• **PROBLEM REQUIREMENTS**: Output the lines from the start of the records through the line containing "data-point bbox=[311, 254, 317, 260]", inclusive, as a JSON list of strings with one string per line and no blank lines.

• **THE INPUT**:

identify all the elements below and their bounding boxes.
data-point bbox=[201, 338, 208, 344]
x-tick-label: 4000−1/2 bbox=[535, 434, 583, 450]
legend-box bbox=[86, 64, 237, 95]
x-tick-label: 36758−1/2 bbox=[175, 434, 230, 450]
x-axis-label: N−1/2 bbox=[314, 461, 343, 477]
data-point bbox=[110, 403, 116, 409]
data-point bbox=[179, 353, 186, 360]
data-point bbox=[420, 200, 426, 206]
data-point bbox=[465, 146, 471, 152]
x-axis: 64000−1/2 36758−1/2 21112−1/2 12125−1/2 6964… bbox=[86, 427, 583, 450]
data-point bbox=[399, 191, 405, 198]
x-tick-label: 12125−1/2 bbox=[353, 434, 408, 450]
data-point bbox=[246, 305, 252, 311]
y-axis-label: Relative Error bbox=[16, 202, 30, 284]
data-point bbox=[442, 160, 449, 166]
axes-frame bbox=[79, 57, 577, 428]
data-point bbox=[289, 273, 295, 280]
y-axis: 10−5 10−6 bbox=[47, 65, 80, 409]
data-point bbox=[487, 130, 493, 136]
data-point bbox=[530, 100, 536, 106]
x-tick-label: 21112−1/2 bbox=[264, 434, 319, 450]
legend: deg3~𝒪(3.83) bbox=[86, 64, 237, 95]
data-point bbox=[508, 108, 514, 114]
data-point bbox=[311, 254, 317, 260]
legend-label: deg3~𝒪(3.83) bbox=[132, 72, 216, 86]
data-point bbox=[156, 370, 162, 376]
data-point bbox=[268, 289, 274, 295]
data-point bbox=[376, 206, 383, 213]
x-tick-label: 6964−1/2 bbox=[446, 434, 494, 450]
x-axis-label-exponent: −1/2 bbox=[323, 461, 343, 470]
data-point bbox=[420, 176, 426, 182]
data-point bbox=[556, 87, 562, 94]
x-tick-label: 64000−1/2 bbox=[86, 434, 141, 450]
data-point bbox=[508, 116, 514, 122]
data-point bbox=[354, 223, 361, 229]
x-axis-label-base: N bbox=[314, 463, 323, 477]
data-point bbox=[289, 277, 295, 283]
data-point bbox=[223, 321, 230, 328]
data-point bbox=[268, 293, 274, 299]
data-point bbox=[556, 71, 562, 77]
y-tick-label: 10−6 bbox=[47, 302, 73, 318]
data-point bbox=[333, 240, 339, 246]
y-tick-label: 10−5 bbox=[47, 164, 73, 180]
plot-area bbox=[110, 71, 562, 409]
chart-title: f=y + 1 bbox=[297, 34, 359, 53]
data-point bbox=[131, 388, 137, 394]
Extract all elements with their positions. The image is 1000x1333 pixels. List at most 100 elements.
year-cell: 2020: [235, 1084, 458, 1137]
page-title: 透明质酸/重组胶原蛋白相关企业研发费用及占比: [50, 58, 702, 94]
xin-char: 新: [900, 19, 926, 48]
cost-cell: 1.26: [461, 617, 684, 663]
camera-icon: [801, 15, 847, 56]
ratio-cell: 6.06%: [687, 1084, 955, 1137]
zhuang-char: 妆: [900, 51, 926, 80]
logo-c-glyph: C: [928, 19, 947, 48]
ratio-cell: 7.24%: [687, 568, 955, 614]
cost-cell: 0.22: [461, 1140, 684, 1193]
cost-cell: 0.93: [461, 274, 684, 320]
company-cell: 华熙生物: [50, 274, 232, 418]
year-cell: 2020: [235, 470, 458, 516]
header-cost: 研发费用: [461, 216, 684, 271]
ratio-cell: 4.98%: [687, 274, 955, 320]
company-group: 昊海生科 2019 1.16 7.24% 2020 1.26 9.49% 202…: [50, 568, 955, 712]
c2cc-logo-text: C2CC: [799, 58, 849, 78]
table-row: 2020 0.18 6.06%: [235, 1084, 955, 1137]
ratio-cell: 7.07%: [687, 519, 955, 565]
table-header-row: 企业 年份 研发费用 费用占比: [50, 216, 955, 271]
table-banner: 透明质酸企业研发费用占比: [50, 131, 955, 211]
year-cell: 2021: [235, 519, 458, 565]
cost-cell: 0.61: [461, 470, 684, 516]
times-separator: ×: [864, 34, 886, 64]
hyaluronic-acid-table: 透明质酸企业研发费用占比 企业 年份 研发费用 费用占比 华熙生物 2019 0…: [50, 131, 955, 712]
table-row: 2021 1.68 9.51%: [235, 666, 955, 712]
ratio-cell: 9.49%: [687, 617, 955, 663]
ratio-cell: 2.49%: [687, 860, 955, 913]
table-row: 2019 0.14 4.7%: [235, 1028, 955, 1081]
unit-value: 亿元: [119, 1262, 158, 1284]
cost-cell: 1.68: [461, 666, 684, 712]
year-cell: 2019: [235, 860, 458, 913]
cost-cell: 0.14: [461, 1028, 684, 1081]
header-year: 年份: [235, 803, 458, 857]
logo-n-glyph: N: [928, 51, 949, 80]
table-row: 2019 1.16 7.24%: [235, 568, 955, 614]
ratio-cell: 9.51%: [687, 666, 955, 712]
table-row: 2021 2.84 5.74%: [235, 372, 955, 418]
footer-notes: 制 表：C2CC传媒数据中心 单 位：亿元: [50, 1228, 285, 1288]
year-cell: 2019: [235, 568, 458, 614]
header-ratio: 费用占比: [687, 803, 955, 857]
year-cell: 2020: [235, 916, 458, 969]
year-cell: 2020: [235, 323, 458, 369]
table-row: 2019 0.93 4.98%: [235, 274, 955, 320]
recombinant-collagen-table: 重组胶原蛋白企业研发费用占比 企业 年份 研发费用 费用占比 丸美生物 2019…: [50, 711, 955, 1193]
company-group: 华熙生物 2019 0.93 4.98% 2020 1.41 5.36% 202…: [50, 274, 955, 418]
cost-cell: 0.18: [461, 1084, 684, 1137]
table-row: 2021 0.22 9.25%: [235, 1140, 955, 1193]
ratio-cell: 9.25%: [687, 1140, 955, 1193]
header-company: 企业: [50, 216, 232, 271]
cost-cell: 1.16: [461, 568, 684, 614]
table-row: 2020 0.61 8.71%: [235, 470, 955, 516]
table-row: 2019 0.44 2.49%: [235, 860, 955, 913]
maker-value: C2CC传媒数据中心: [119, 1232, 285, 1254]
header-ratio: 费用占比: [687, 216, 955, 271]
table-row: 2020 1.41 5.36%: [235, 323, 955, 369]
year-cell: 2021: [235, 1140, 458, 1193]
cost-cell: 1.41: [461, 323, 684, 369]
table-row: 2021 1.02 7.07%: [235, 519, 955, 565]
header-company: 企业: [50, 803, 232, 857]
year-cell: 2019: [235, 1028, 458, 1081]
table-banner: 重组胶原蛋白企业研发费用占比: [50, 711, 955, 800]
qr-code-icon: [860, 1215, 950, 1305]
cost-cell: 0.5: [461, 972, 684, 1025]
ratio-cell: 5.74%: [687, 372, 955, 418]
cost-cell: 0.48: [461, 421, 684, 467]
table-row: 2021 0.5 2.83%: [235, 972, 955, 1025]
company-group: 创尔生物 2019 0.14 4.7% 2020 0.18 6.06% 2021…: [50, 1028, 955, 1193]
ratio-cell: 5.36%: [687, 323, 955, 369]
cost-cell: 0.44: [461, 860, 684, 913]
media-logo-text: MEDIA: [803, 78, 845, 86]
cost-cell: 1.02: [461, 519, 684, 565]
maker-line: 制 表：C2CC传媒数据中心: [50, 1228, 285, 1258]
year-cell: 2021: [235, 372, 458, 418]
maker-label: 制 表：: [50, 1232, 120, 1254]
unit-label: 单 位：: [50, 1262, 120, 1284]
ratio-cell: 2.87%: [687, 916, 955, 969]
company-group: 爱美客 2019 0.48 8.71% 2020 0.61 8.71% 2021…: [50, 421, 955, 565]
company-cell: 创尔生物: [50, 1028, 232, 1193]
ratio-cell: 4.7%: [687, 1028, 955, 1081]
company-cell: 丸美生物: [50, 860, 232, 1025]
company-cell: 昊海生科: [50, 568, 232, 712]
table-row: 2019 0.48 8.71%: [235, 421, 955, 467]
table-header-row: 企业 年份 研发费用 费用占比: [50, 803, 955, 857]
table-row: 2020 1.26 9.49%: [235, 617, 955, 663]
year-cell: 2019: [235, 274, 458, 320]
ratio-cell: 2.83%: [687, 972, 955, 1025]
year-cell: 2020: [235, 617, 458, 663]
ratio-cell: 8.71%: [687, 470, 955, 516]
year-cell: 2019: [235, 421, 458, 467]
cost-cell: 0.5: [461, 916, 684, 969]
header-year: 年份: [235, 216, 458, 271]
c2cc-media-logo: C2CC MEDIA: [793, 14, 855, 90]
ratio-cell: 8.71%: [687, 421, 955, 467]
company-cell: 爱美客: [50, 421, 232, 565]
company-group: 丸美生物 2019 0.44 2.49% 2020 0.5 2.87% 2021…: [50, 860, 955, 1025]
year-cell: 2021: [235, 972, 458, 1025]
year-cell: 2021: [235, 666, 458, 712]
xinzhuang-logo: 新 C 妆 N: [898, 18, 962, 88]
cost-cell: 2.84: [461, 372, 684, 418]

• **RESULT OF THE TASK**:
[
  "identify all the elements below and their bounding boxes.",
  "data-point bbox=[201, 338, 208, 344]",
  "x-tick-label: 4000−1/2 bbox=[535, 434, 583, 450]",
  "legend-box bbox=[86, 64, 237, 95]",
  "x-tick-label: 36758−1/2 bbox=[175, 434, 230, 450]",
  "x-axis-label: N−1/2 bbox=[314, 461, 343, 477]",
  "data-point bbox=[110, 403, 116, 409]",
  "data-point bbox=[179, 353, 186, 360]",
  "data-point bbox=[420, 200, 426, 206]",
  "data-point bbox=[465, 146, 471, 152]",
  "x-axis: 64000−1/2 36758−1/2 21112−1/2 12125−1/2 6964… bbox=[86, 427, 583, 450]",
  "data-point bbox=[399, 191, 405, 198]",
  "x-tick-label: 12125−1/2 bbox=[353, 434, 408, 450]",
  "data-point bbox=[246, 305, 252, 311]",
  "y-axis-label: Relative Error bbox=[16, 202, 30, 284]",
  "data-point bbox=[442, 160, 449, 166]",
  "axes-frame bbox=[79, 57, 577, 428]",
  "data-point bbox=[289, 273, 295, 280]",
  "y-axis: 10−5 10−6 bbox=[47, 65, 80, 409]",
  "data-point bbox=[487, 130, 493, 136]",
  "data-point bbox=[530, 100, 536, 106]",
  "x-tick-label: 21112−1/2 bbox=[264, 434, 319, 450]",
  "legend: deg3~𝒪(3.83) bbox=[86, 64, 237, 95]",
  "data-point bbox=[508, 108, 514, 114]",
  "data-point bbox=[311, 254, 317, 260]"
]